- **The task**
Set down the material below word for word, excluding the pictures.

- **Exercise input**
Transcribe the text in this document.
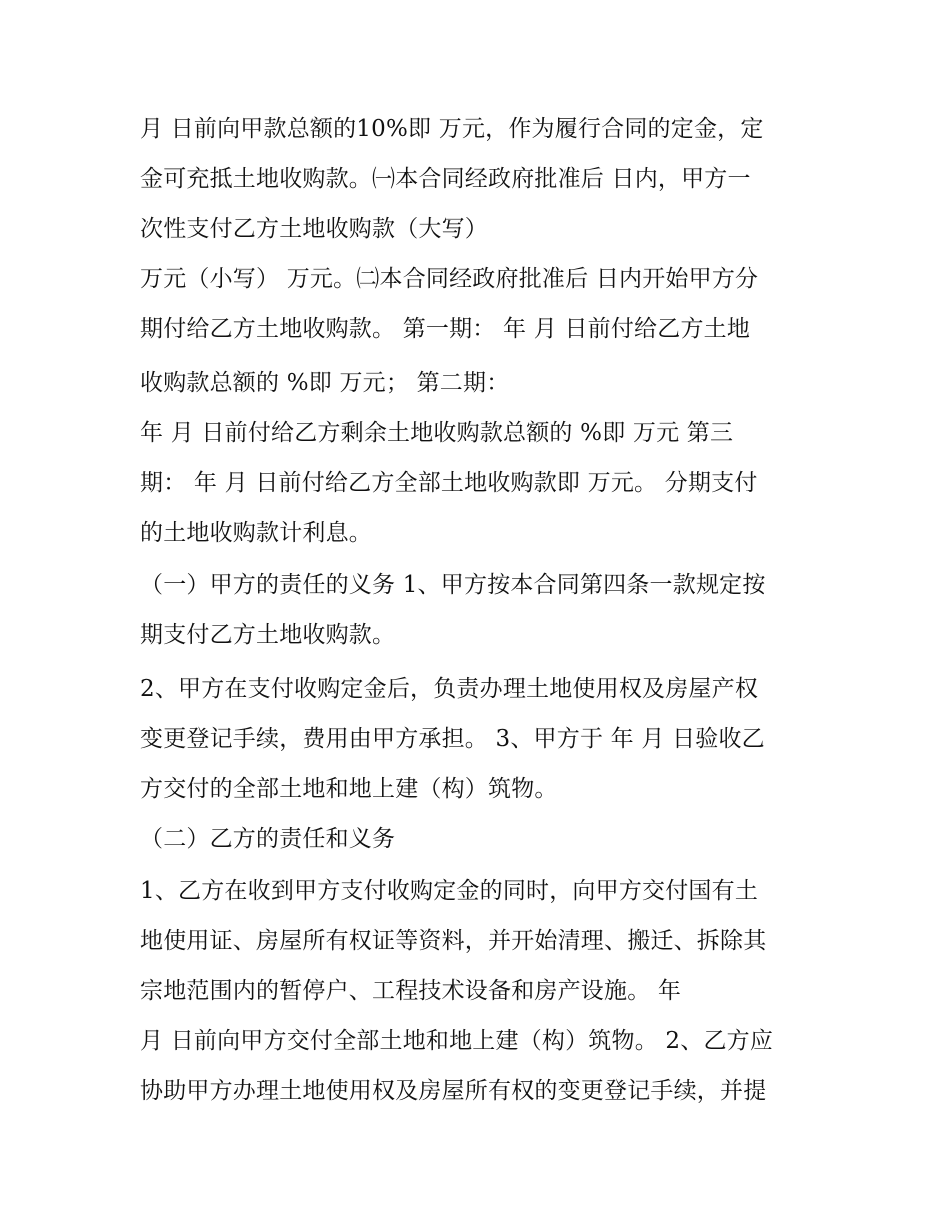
月 日前向甲款总额的10%即 万元，作为履行合同的定金，定
金可充抵土地收购款。㈠本合同经政府批准后 日内，甲方一
次性支付乙方土地收购款（大写）
万元（小写） 万元。㈡本合同经政府批准后 日内开始甲方分
期付给乙方土地收购款。 第一期： 年 月 日前付给乙方土地
收购款总额的 %即 万元； 第二期：
年 月 日前付给乙方剩余土地收购款总额的 %即 万元 第三
期： 年 月 日前付给乙方全部土地收购款即 万元。 分期支付
的土地收购款计利息。
（一）甲方的责任的义务 1、甲方按本合同第四条一款规定按
期支付乙方土地收购款。
2、甲方在支付收购定金后，负责办理土地使用权及房屋产权
变更登记手续，费用由甲方承担。 3、甲方于 年 月 日验收乙
方交付的全部土地和地上建（构）筑物。
（二）乙方的责任和义务
1、乙方在收到甲方支付收购定金的同时，向甲方交付国有土
地使用证、房屋所有权证等资料，并开始清理、搬迁、拆除其
宗地范围内的暂停户、工程技术设备和房产设施。 年
月 日前向甲方交付全部土地和地上建（构）筑物。 2、乙方应
协助甲方办理土地使用权及房屋所有权的变更登记手续，并提
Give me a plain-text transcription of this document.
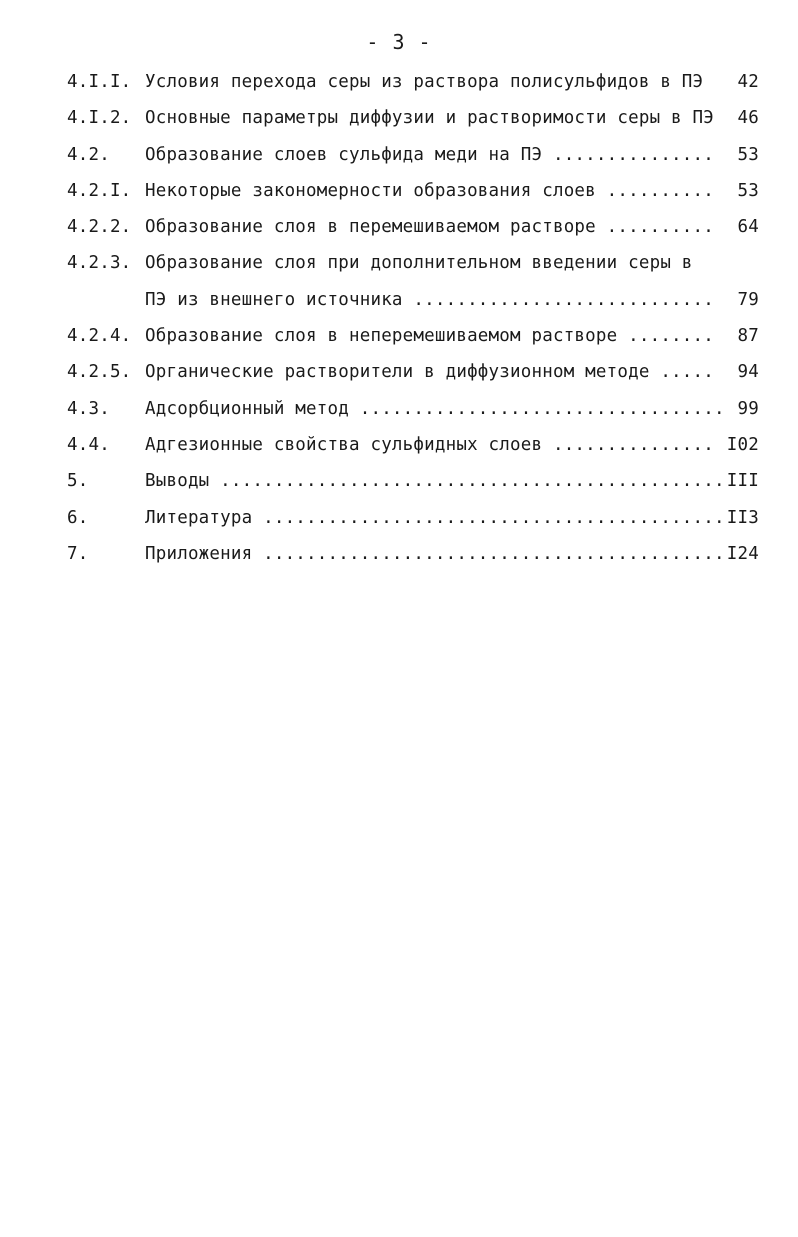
- 3 -
4.I.I. Условия перехода серы из раствора полисульфидов в ПЭ	42
4.I.2. Основные параметры диффузии и растворимости серы в ПЭ	46
4.2. Образование слоев сульфида меди на ПЭ ...............	53
4.2.I. Некоторые закономерности образования слоев ..........	53
4.2.2. Образование слоя в перемешиваемом растворе ..........	64
4.2.3. Образование слоя при дополнительном введении серы в
ПЭ из внешнего источника ............................	79
4.2.4. Образование слоя в неперемешиваемом растворе ........	87
4.2.5. Органические растворители в диффузионном методе .....	94
4.3. Адсорбционный метод .................................. 99
4.4. Адгезионные свойства сульфидных слоев ............... I02
5.	Выводы ............................................... III
6.	Литература ........................................... II3
7.	Приложения ........................................... I24
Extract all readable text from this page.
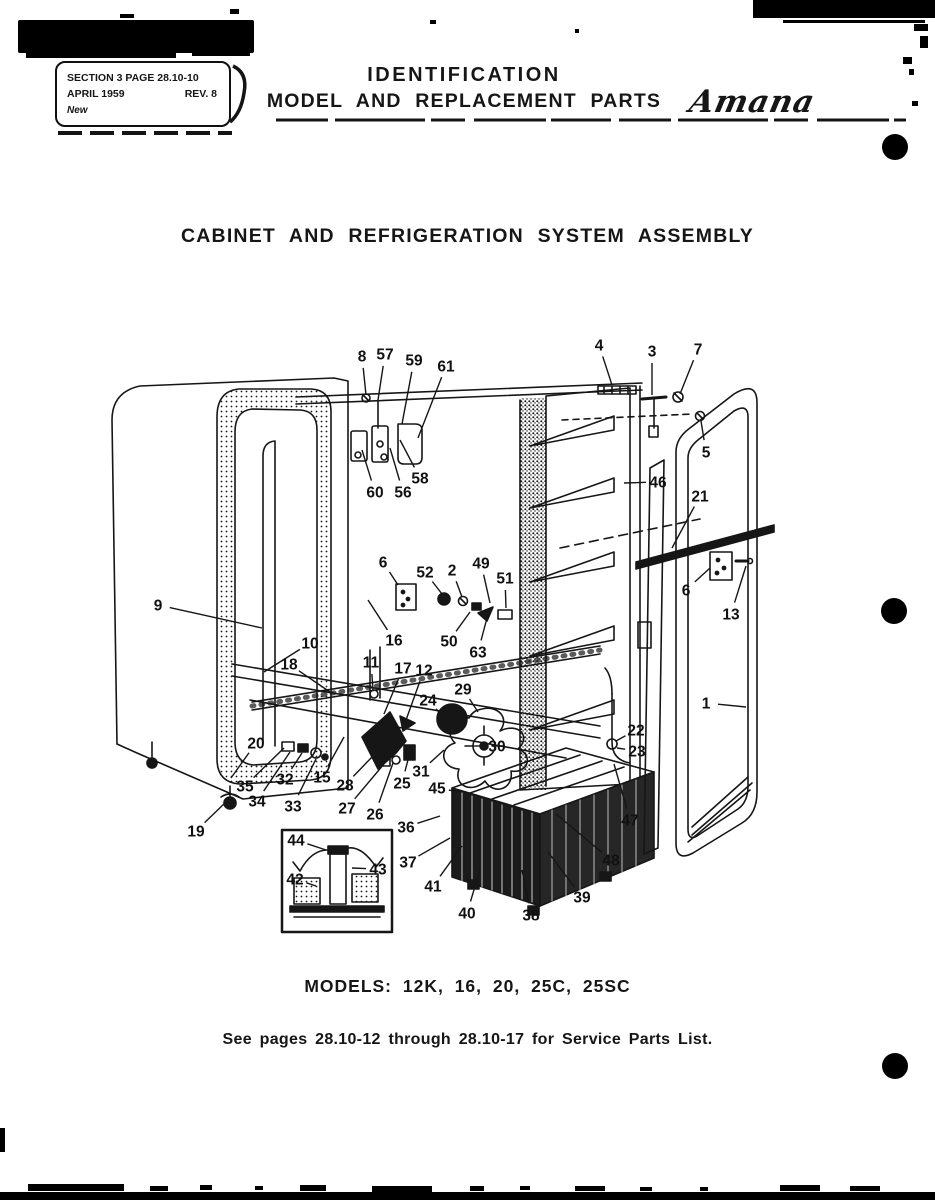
1
2
3
4
5
6
6
7
8
9
10
11 12
13
15
16
17
18
19
20
21
22
23
24
25
26
27
28
29
30
31
32
33
34
35
36
37
38
39
40
41
42
43
44
45
46
47
48
49
50
51
52
56
57
58
59
60
61
63
SECTION 3 PAGE 28.10-10
APRIL 1959	REV. 8
New
IDENTIFICATION
MODEL AND REPLACEMENT PARTS Amana
CABINET AND REFRIGERATION SYSTEM ASSEMBLY
MODELS: 12K, 16, 20, 25C, 25SC
See pages 28.10-12 through 28.10-17 for Service Parts List.
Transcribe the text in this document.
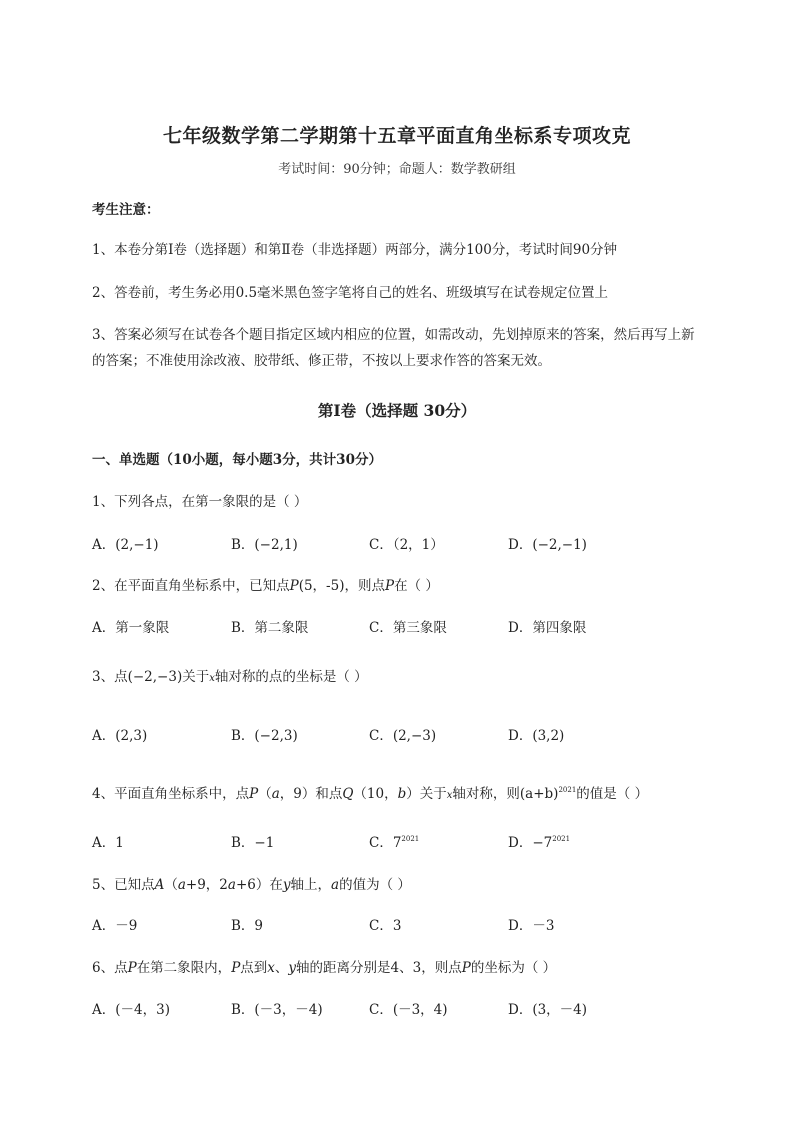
七年级数学第二学期第十五章平面直角坐标系专项攻克
考试时间：90分钟；命题人：数学教研组
考生注意：
1、本卷分第I卷（选择题）和第Ⅱ卷（非选择题）两部分，满分100分，考试时间90分钟
2、答卷前，考生务必用0.5毫米黑色签字笔将自己的姓名、班级填写在试卷规定位置上
3、答案必须写在试卷各个题目指定区域内相应的位置，如需改动，先划掉原来的答案，然后再写上新
的答案；不准使用涂改液、胶带纸、修正带，不按以上要求作答的答案无效。
第I卷（选择题 30分）
一、单选题（10小题，每小题3分，共计30分）
1、下列各点，在第一象限的是（ ）
A．(2,−1)	B．(−2,1)	C．（2，1）	D．(−2,−1)
2、在平面直角坐标系中，已知点P(5，-5)，则点P在（ ）
A．第一象限	B．第二象限	C．第三象限	D．第四象限
3、点(−2,−3)关于x轴对称的点的坐标是（ ）
A．(2,3)	B．(−2,3)	C．(2,−3)	D．(3,2)
4、平面直角坐标系中，点P（a，9）和点Q（10，b）关于x轴对称，则$(a+b)^{2021}$的值是（ ）
A．1	B．−1	C．$7^{2021}$	D．$-7^{2021}$
5、已知点A（a+9，2a+6）在y轴上，a的值为（ ）
A．－9	B．9	C．3	D．－3
6、点P在第二象限内，P点到x、y轴的距离分别是4、3，则点P的坐标为（ ）
A．(－4，3)	B．(－3，－4)	C．(－3，4)	D．(3，－4)
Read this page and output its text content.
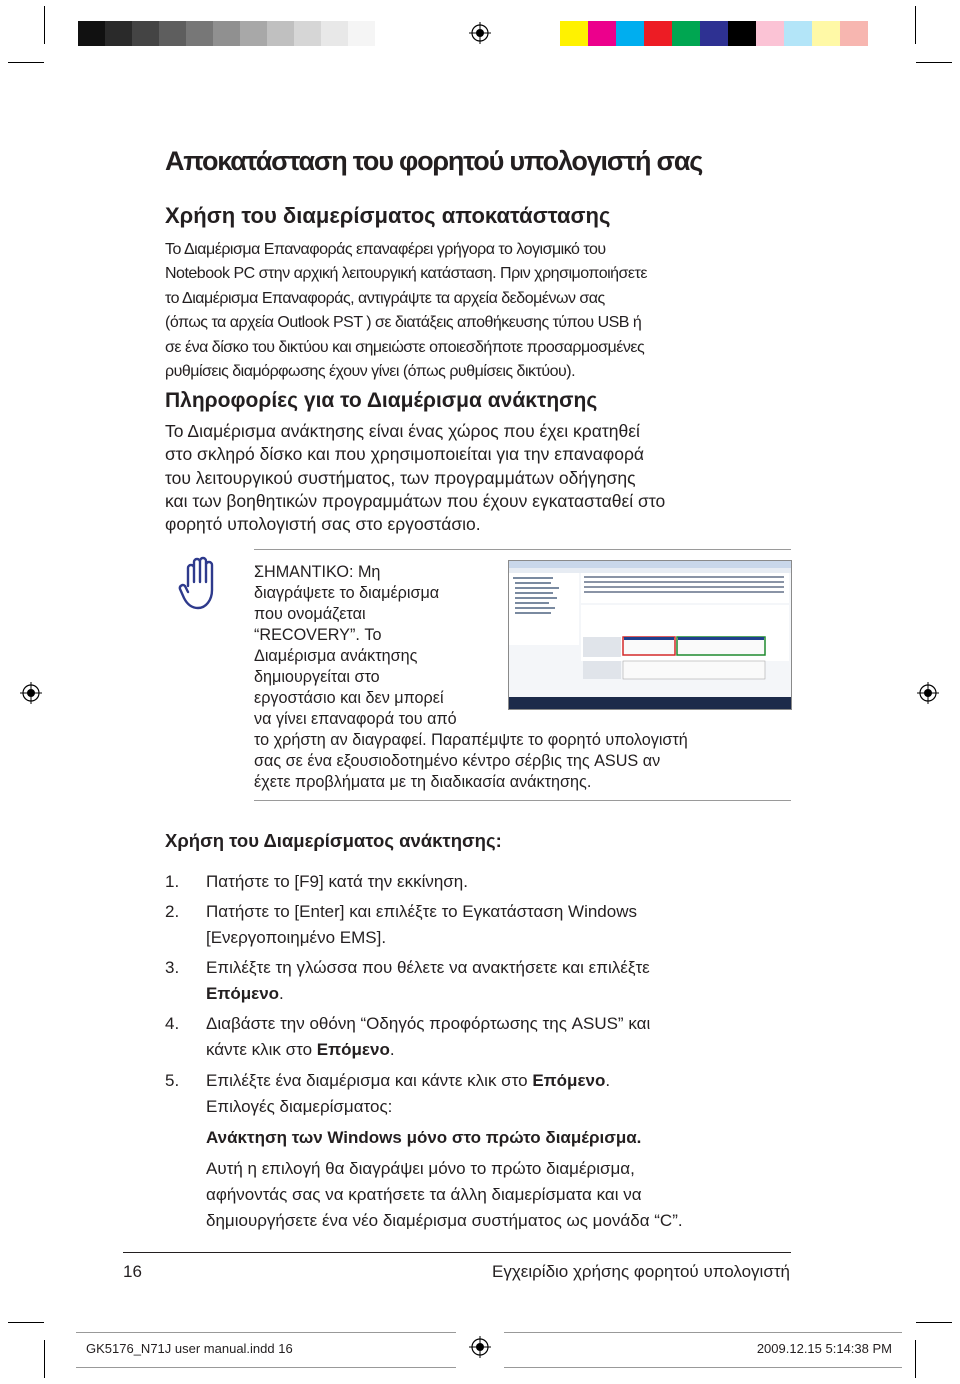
Αποκατάσταση του φορητού υπολογιστή σας
Χρήση του διαμερίσματος αποκατάστασης
Το Διαμέρισμα Επαναφοράς επαναφέρει γρήγορα το λογισμικό του
Notebook PC στην αρχική λειτουργική κατάσταση. Πριν χρησιμοποιήσετε
το Διαμέρισμα Επαναφοράς, αντιγράψτε τα αρχεία δεδομένων σας
(όπως τα αρχεία Outlook PST ) σε διατάξεις αποθήκευσης τύπου USB ή
σε ένα δίσκο του δικτύου και σημειώστε οποιεσδήποτε προσαρμοσμένες
ρυθμίσεις διαμόρφωσης έχουν γίνει (όπως ρυθμίσεις δικτύου).
Πληροφορίες για το Διαμέρισμα ανάκτησης
Το Διαμέρισμα ανάκτησης είναι ένας χώρος που έχει κρατηθεί
στο σκληρό δίσκο και που χρησιμοποιείται για την επαναφορά
του λειτουργικού συστήματος, των προγραμμάτων οδήγησης
και των βοηθητικών προγραμμάτων που έχουν εγκατασταθεί στο
φορητό υπολογιστή σας στο εργοστάσιο.
ΣΗΜΑΝΤΙΚΟ: Μη
διαγράψετε το διαμέρισμα
που ονομάζεται
“RECOVERY”. Το
Διαμέρισμα ανάκτησης
δημιουργείται στο
εργοστάσιο και δεν μπορεί
να γίνει επαναφορά του από
το χρήστη αν διαγραφεί. Παραπέμψτε το φορητό υπολογιστή
σας σε ένα εξουσιοδοτημένο κέντρο σέρβις της ASUS αν
έχετε προβλήματα με τη διαδικασία ανάκτησης.
Χρήση του Διαμερίσματος ανάκτησης:
1. Πατήστε το [F9] κατά την εκκίνηση.
2. Πατήστε το [Enter] και επιλέξτε το Εγκατάσταση Windows
[Ενεργοποιημένο EMS].
3. Επιλέξτε τη γλώσσα που θέλετε να ανακτήσετε και επιλέξτε
Επόμενο.
4. Διαβάστε την οθόνη “Οδηγός προφόρτωσης της ASUS” και
κάντε κλικ στο Επόμενο.
5. Επιλέξτε ένα διαμέρισμα και κάντε κλικ στο Επόμενο.
Επιλογές διαμερίσματος:
Ανάκτηση των Windows μόνο στο πρώτο διαμέρισμα.
Αυτή η επιλογή θα διαγράψει μόνο το πρώτο διαμέρισμα,
αφήνοντάς σας να κρατήσετε τα άλλη διαμερίσματα και να
δημιουργήσετε ένα νέο διαμέρισμα συστήματος ως μονάδα “C”.
16	Εγχειρίδιο χρήσης φορητού υπολογιστή
GK5176_N71J user manual.indd 16	2009.12.15 5:14:38 PM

- **Solved exercise**
Transcribe the text in this document.
月 日前向甲款总额的10%即 万元，作为履行合同的定金，定
金可充抵土地收购款。㈠本合同经政府批准后 日内，甲方一
次性支付乙方土地收购款（大写）
万元（小写） 万元。㈡本合同经政府批准后 日内开始甲方分
期付给乙方土地收购款。 第一期： 年 月 日前付给乙方土地
收购款总额的 %即 万元； 第二期：
年 月 日前付给乙方剩余土地收购款总额的 %即 万元 第三
期： 年 月 日前付给乙方全部土地收购款即 万元。 分期支付
的土地收购款计利息。
（一）甲方的责任的义务 1、甲方按本合同第四条一款规定按
期支付乙方土地收购款。
2、甲方在支付收购定金后，负责办理土地使用权及房屋产权
变更登记手续，费用由甲方承担。 3、甲方于 年 月 日验收乙
方交付的全部土地和地上建（构）筑物。
（二）乙方的责任和义务
1、乙方在收到甲方支付收购定金的同时，向甲方交付国有土
地使用证、房屋所有权证等资料，并开始清理、搬迁、拆除其
宗地范围内的暂停户、工程技术设备和房产设施。 年
月 日前向甲方交付全部土地和地上建（构）筑物。 2、乙方应
协助甲方办理土地使用权及房屋所有权的变更登记手续，并提
Give me a plain-text transcription of this document.
- 3 -
4.I.I. Условия перехода серы из раствора полисульфидов в ПЭ	42
4.I.2. Основные параметры диффузии и растворимости серы в ПЭ	46
4.2. Образование слоев сульфида меди на ПЭ ...............	53
4.2.I. Некоторые закономерности образования слоев ..........	53
4.2.2. Образование слоя в перемешиваемом растворе ..........	64
4.2.3. Образование слоя при дополнительном введении серы в
ПЭ из внешнего источника ............................	79
4.2.4. Образование слоя в неперемешиваемом растворе ........	87
4.2.5. Органические растворители в диффузионном методе .....	94
4.3. Адсорбционный метод .................................. 99
4.4. Адгезионные свойства сульфидных слоев ............... I02
5.	Выводы ............................................... III
6.	Литература ........................................... II3
7.	Приложения ........................................... I24
Extract all readable text from this page.
1
2
3
4
5
6
6
7
8
9
10
11 12
13
15
16
17
18
19
20
21
22
23
24
25
26
27
28
29
30
31
32
33
34
35
36
37
38
39
40
41
42
43
44
45
46
47
48
49
50
51
52
56
57
58
59
60
61
63
SECTION 3 PAGE 28.10-10
APRIL 1959	REV. 8
New
IDENTIFICATION
MODEL AND REPLACEMENT PARTS Amana
CABINET AND REFRIGERATION SYSTEM ASSEMBLY
MODELS: 12K, 16, 20, 25C, 25SC
See pages 28.10-12 through 28.10-17 for Service Parts List.
Transcribe the text in this document.
七年级数学第二学期第十五章平面直角坐标系专项攻克
考试时间：90分钟；命题人：数学教研组
考生注意：
1、本卷分第I卷（选择题）和第Ⅱ卷（非选择题）两部分，满分100分，考试时间90分钟
2、答卷前，考生务必用0.5毫米黑色签字笔将自己的姓名、班级填写在试卷规定位置上
3、答案必须写在试卷各个题目指定区域内相应的位置，如需改动，先划掉原来的答案，然后再写上新
的答案；不准使用涂改液、胶带纸、修正带，不按以上要求作答的答案无效。
第I卷（选择题 30分）
一、单选题（10小题，每小题3分，共计30分）
1、下列各点，在第一象限的是（ ）
A．(2,−1)	B．(−2,1)	C．（2，1）	D．(−2,−1)
2、在平面直角坐标系中，已知点P(5，-5)，则点P在（ ）
A．第一象限	B．第二象限	C．第三象限	D．第四象限
3、点(−2,−3)关于x轴对称的点的坐标是（ ）
A．(2,3)	B．(−2,3)	C．(2,−3)	D．(3,2)
4、平面直角坐标系中，点P（a，9）和点Q（10，b）关于x轴对称，则$(a+b)^{2021}$的值是（ ）
A．1	B．−1	C．$7^{2021}$	D．$-7^{2021}$
5、已知点A（a+9，2a+6）在y轴上，a的值为（ ）
A．－9	B．9	C．3	D．－3
6、点P在第二象限内，P点到x、y轴的距离分别是4、3，则点P的坐标为（ ）
A．(－4，3)	B．(－3，－4)	C．(－3，4)	D．(3，－4)
Read this page and output its text content.
Αποκατάσταση του φορητού υπολογιστή σας
Χρήση του διαμερίσματος αποκατάστασης
Το Διαμέρισμα Επαναφοράς επαναφέρει γρήγορα το λογισμικό του
Notebook PC στην αρχική λειτουργική κατάσταση. Πριν χρησιμοποιήσετε
το Διαμέρισμα Επαναφοράς, αντιγράψτε τα αρχεία δεδομένων σας
(όπως τα αρχεία Outlook PST ) σε διατάξεις αποθήκευσης τύπου USB ή
σε ένα δίσκο του δικτύου και σημειώστε οποιεσδήποτε προσαρμοσμένες
ρυθμίσεις διαμόρφωσης έχουν γίνει (όπως ρυθμίσεις δικτύου).
Πληροφορίες για το Διαμέρισμα ανάκτησης
Το Διαμέρισμα ανάκτησης είναι ένας χώρος που έχει κρατηθεί
στο σκληρό δίσκο και που χρησιμοποιείται για την επαναφορά
του λειτουργικού συστήματος, των προγραμμάτων οδήγησης
και των βοηθητικών προγραμμάτων που έχουν εγκατασταθεί στο
φορητό υπολογιστή σας στο εργοστάσιο.
ΣΗΜΑΝΤΙΚΟ: Μη
διαγράψετε το διαμέρισμα
που ονομάζεται
“RECOVERY”. Το
Διαμέρισμα ανάκτησης
δημιουργείται στο
εργοστάσιο και δεν μπορεί
να γίνει επαναφορά του από
το χρήστη αν διαγραφεί. Παραπέμψτε το φορητό υπολογιστή
σας σε ένα εξουσιοδοτημένο κέντρο σέρβις της ASUS αν
έχετε προβλήματα με τη διαδικασία ανάκτησης.
Χρήση του Διαμερίσματος ανάκτησης:
1. Πατήστε το [F9] κατά την εκκίνηση.
2. Πατήστε το [Enter] και επιλέξτε το Εγκατάσταση Windows
[Ενεργοποιημένο EMS].
3. Επιλέξτε τη γλώσσα που θέλετε να ανακτήσετε και επιλέξτε
Επόμενο.
4. Διαβάστε την οθόνη “Οδηγός προφόρτωσης της ASUS” και
κάντε κλικ στο Επόμενο.
5. Επιλέξτε ένα διαμέρισμα και κάντε κλικ στο Επόμενο.
Επιλογές διαμερίσματος:
Ανάκτηση των Windows μόνο στο πρώτο διαμέρισμα.
Αυτή η επιλογή θα διαγράψει μόνο το πρώτο διαμέρισμα,
αφήνοντάς σας να κρατήσετε τα άλλη διαμερίσματα και να
δημιουργήσετε ένα νέο διαμέρισμα συστήματος ως μονάδα “C”.
16	Εγχειρίδιο χρήσης φορητού υπολογιστή
GK5176_N71J user manual.indd 16	2009.12.15 5:14:38 PM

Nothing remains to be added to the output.